#### Written exercise
The entries need to be copied exactly.

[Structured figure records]
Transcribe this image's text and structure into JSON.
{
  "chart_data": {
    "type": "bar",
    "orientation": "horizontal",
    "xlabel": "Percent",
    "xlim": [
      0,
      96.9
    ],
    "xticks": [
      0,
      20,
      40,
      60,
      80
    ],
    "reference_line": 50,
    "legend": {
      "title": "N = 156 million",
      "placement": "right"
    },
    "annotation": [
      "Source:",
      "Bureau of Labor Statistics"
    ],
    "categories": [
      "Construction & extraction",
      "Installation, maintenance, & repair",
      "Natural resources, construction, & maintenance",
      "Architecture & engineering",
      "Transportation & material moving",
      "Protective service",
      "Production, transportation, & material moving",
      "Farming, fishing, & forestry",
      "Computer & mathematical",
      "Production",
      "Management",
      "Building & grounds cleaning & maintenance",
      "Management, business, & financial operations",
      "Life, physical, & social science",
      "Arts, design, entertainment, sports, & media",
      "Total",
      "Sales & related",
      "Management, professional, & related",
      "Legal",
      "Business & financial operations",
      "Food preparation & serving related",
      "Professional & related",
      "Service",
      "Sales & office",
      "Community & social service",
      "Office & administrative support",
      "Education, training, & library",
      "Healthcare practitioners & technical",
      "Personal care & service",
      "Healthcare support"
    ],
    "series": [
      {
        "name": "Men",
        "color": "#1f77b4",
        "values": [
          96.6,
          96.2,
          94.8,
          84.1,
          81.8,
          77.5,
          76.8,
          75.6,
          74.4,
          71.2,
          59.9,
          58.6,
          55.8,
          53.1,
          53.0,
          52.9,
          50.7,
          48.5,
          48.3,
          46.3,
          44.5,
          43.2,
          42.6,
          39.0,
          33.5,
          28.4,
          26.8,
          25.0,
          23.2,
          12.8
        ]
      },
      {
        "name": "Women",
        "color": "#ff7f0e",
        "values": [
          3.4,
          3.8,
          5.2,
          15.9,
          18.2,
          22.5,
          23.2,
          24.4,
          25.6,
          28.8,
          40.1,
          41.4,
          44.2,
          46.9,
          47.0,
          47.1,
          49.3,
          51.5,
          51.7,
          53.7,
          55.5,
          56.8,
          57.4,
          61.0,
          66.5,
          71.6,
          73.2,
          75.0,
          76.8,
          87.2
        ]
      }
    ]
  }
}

#### Completed exercise
Transcribe this image's text and structure into JSON.
{
  "chart_data": {
    "type": "bar",
    "orientation": "horizontal",
    "xlabel": "Percent",
    "xlim": [
      0,
      96.9
    ],
    "xticks": [
      0,
      20,
      40,
      60,
      80
    ],
    "reference_line": 50,
    "legend": {
      "title": "N = 156 million",
      "placement": "right"
    },
    "annotation": [
      "Source:",
      "Bureau of Labor Statistics"
    ],
    "categories": [
      "Construction & extraction",
      "Installation, maintenance, & repair",
      "Natural resources, construction, & maintenance",
      "Architecture & engineering",
      "Transportation & material moving",
      "Protective service",
      "Production, transportation, & material moving",
      "Farming, fishing, & forestry",
      "Computer & mathematical",
      "Production",
      "Management",
      "Building & grounds cleaning & maintenance",
      "Management, business, & financial operations",
      "Life, physical, & social science",
      "Arts, design, entertainment, sports, & media",
      "Total",
      "Sales & related",
      "Management, professional, & related",
      "Legal",
      "Business & financial operations",
      "Food preparation & serving related",
      "Professional & related",
      "Service",
      "Sales & office",
      "Community & social service",
      "Office & administrative support",
      "Education, training, & library",
      "Healthcare practitioners & technical",
      "Personal care & service",
      "Healthcare support"
    ],
    "series": [
      {
        "name": "Men",
        "color": "#1f77b4",
        "values": [
          96.6,
          96.2,
          94.8,
          84.1,
          81.8,
          77.5,
          76.8,
          75.6,
          74.4,
          71.2,
          59.9,
          58.6,
          55.8,
          53.1,
          53.0,
          52.9,
          50.7,
          48.5,
          48.3,
          46.3,
          44.5,
          43.2,
          42.6,
          39.0,
          33.5,
          28.4,
          26.8,
          25.0,
          23.2,
          12.8
        ]
      },
      {
        "name": "Women",
        "color": "#ff7f0e",
        "values": [
          3.4,
          3.8,
          5.2,
          15.9,
          18.2,
          22.5,
          23.2,
          24.4,
          25.6,
          28.8,
          40.1,
          41.4,
          44.2,
          46.9,
          47.0,
          47.1,
          49.3,
          51.5,
          51.7,
          53.7,
          55.5,
          56.8,
          57.4,
          61.0,
          66.5,
          71.6,
          73.2,
          75.0,
          76.8,
          87.2
        ]
      }
    ]
  }
}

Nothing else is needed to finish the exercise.